- _Challenge_:
Copy each line that has the string "JSON" somewhere in it.

— Start of Given records —

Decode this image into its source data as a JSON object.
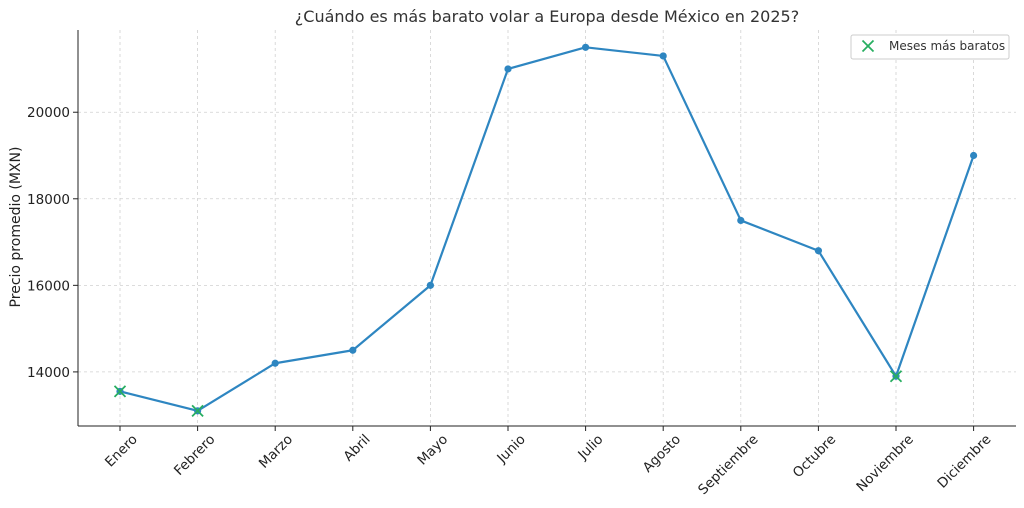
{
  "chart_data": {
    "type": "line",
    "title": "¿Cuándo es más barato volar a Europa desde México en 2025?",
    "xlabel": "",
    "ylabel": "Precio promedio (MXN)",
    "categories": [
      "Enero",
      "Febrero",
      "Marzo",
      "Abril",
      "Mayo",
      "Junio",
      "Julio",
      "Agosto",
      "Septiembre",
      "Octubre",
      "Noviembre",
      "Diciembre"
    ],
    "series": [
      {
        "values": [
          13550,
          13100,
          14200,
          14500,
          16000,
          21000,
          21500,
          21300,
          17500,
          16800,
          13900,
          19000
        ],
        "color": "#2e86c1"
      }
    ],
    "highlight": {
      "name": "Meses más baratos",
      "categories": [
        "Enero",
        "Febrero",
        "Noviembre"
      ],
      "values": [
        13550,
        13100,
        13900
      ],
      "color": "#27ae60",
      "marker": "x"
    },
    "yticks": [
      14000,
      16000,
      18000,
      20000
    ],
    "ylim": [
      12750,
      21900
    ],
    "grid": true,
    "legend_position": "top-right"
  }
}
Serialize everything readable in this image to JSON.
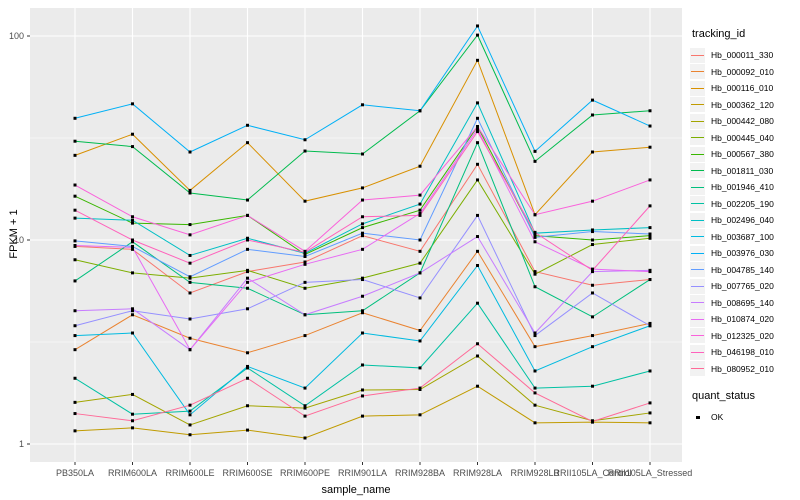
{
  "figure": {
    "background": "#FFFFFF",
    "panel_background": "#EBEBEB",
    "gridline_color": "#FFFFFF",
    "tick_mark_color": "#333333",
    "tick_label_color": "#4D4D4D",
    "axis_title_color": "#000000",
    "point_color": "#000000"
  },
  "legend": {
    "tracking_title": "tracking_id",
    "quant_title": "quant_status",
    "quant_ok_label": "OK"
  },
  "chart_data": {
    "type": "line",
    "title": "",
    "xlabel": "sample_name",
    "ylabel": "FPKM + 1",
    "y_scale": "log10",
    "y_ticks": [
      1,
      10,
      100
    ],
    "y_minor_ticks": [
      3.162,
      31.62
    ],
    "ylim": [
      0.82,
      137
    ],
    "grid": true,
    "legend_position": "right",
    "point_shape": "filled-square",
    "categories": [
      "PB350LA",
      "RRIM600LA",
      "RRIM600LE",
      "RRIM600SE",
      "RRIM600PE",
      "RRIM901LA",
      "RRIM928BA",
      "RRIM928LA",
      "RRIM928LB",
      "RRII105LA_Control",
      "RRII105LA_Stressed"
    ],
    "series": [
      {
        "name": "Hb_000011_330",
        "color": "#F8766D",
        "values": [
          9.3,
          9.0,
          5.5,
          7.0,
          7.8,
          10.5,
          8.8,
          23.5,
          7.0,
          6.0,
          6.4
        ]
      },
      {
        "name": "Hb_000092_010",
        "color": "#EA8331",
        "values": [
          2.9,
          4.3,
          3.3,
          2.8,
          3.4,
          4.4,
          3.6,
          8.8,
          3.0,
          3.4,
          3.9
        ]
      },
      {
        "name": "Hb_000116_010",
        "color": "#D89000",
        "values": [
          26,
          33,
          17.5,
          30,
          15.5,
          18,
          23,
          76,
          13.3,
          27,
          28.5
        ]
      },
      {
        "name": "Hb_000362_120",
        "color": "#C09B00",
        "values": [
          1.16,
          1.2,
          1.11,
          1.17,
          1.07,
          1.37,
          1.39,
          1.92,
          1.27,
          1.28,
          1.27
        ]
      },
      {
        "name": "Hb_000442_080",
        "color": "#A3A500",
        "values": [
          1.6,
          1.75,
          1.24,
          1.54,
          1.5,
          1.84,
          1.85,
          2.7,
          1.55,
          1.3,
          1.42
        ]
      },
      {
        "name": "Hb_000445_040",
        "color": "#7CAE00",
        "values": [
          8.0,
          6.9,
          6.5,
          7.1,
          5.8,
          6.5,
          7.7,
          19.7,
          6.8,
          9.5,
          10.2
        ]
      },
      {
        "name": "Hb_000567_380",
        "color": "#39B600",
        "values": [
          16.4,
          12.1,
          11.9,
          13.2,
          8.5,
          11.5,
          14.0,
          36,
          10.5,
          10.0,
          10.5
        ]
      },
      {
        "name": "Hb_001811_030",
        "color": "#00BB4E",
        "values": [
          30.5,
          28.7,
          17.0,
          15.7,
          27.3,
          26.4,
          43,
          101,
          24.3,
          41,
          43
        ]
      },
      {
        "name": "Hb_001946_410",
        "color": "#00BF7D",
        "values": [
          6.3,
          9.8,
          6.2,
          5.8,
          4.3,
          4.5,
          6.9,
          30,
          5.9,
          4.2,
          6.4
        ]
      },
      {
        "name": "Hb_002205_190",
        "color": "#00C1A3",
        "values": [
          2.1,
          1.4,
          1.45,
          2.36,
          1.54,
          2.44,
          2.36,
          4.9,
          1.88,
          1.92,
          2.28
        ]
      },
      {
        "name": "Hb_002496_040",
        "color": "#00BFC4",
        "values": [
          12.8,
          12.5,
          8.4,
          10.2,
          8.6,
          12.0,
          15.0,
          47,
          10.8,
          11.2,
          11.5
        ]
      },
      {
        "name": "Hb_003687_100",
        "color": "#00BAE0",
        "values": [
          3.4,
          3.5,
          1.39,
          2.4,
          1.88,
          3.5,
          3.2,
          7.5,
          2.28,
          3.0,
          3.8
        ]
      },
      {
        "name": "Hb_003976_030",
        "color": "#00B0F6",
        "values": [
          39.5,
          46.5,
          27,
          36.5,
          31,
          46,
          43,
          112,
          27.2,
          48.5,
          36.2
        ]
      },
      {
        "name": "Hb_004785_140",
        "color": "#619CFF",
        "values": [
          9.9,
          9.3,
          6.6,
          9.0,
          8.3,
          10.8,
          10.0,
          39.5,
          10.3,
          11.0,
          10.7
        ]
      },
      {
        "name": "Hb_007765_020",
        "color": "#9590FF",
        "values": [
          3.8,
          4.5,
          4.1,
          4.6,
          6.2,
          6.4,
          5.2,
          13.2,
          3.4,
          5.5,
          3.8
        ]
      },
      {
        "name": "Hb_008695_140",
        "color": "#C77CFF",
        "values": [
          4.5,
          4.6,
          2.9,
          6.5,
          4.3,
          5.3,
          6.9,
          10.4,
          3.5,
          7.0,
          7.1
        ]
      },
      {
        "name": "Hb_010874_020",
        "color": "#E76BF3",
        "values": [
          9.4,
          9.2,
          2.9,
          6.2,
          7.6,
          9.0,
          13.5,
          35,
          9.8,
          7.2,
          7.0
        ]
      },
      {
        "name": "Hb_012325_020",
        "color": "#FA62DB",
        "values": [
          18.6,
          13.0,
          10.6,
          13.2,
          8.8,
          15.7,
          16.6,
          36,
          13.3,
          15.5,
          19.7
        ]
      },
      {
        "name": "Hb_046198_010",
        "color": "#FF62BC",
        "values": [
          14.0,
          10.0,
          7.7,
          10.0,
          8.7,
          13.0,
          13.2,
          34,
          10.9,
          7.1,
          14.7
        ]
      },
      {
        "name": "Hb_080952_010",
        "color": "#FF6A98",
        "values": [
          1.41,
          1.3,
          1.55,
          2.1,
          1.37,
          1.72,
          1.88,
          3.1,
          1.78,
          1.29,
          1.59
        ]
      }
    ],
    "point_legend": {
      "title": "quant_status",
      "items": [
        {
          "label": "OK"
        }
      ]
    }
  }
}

— End of Given records —
— Start of Given records —

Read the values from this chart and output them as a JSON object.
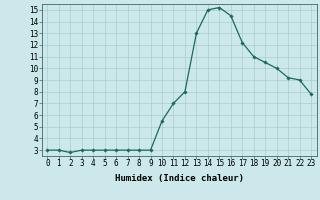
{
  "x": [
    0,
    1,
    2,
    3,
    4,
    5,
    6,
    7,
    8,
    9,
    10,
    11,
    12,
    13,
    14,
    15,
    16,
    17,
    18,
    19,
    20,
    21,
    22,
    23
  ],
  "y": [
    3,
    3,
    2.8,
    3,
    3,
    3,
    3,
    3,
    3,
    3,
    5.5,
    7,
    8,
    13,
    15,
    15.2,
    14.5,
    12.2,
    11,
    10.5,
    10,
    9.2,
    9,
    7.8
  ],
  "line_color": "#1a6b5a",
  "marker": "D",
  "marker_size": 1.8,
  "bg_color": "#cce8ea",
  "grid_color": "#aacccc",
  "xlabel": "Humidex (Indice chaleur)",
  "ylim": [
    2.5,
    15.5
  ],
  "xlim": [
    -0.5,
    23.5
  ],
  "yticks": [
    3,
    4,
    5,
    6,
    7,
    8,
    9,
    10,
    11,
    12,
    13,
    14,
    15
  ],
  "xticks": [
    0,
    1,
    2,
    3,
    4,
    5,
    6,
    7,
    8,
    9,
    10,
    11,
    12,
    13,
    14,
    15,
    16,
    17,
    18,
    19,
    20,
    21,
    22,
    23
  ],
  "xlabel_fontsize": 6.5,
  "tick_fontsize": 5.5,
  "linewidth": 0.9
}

— End of Given records —

- _Final result_:
Decode this image into its source data as a JSON object.
Serialize everything readable in this image to JSON.
Read the values from this chart and output them as a JSON object.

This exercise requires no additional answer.